▶ _STATED GOAL_: Copy each line below without leaving any out.

═════ DATA ENTRIES

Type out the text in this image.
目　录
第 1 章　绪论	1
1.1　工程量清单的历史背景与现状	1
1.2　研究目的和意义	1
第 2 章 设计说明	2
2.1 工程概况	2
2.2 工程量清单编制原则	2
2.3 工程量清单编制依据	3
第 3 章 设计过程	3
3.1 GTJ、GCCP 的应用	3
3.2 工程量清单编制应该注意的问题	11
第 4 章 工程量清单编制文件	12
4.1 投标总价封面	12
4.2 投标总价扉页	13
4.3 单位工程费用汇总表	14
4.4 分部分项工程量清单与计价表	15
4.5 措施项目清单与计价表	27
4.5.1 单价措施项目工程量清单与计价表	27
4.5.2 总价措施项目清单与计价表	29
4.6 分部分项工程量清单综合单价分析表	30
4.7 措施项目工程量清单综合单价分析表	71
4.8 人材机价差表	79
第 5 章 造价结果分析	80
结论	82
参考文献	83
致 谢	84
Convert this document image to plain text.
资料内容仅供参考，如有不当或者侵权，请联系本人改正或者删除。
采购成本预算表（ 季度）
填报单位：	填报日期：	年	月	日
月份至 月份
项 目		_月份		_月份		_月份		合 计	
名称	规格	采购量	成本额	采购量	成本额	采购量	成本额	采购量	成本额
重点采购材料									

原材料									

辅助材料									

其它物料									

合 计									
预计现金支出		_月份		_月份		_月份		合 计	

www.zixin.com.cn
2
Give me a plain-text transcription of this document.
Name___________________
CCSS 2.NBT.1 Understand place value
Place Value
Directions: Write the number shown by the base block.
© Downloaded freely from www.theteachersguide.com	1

══════════

▶ _RESULT OF THIS TASK_:
Type out the text in this image.
目　录
第 1 章　绪论	1
1.1　工程量清单的历史背景与现状	1
1.2　研究目的和意义	1
第 2 章 设计说明	2
2.1 工程概况	2
2.2 工程量清单编制原则	2
2.3 工程量清单编制依据	3
第 3 章 设计过程	3
3.1 GTJ、GCCP 的应用	3
3.2 工程量清单编制应该注意的问题	11
第 4 章 工程量清单编制文件	12
4.1 投标总价封面	12
4.2 投标总价扉页	13
4.3 单位工程费用汇总表	14
4.4 分部分项工程量清单与计价表	15
4.5 措施项目清单与计价表	27
4.5.1 单价措施项目工程量清单与计价表	27
4.5.2 总价措施项目清单与计价表	29
4.6 分部分项工程量清单综合单价分析表	30
4.7 措施项目工程量清单综合单价分析表	71
4.8 人材机价差表	79
第 5 章 造价结果分析	80
结论	82
参考文献	83
致 谢	84
Convert this document image to plain text.
资料内容仅供参考，如有不当或者侵权，请联系本人改正或者删除。
采购成本预算表（ 季度）
填报单位：	填报日期：	年	月	日
月份至 月份
项 目		_月份		_月份		_月份		合 计	
名称	规格	采购量	成本额	采购量	成本额	采购量	成本额	采购量	成本额
重点采购材料									

原材料									

辅助材料									

其它物料									

合 计									
预计现金支出		_月份		_月份		_月份		合 计	

www.zixin.com.cn
2
Give me a plain-text transcription of this document.
Name___________________
CCSS 2.NBT.1 Understand place value
Place Value
Directions: Write the number shown by the base block.
© Downloaded freely from www.theteachersguide.com	1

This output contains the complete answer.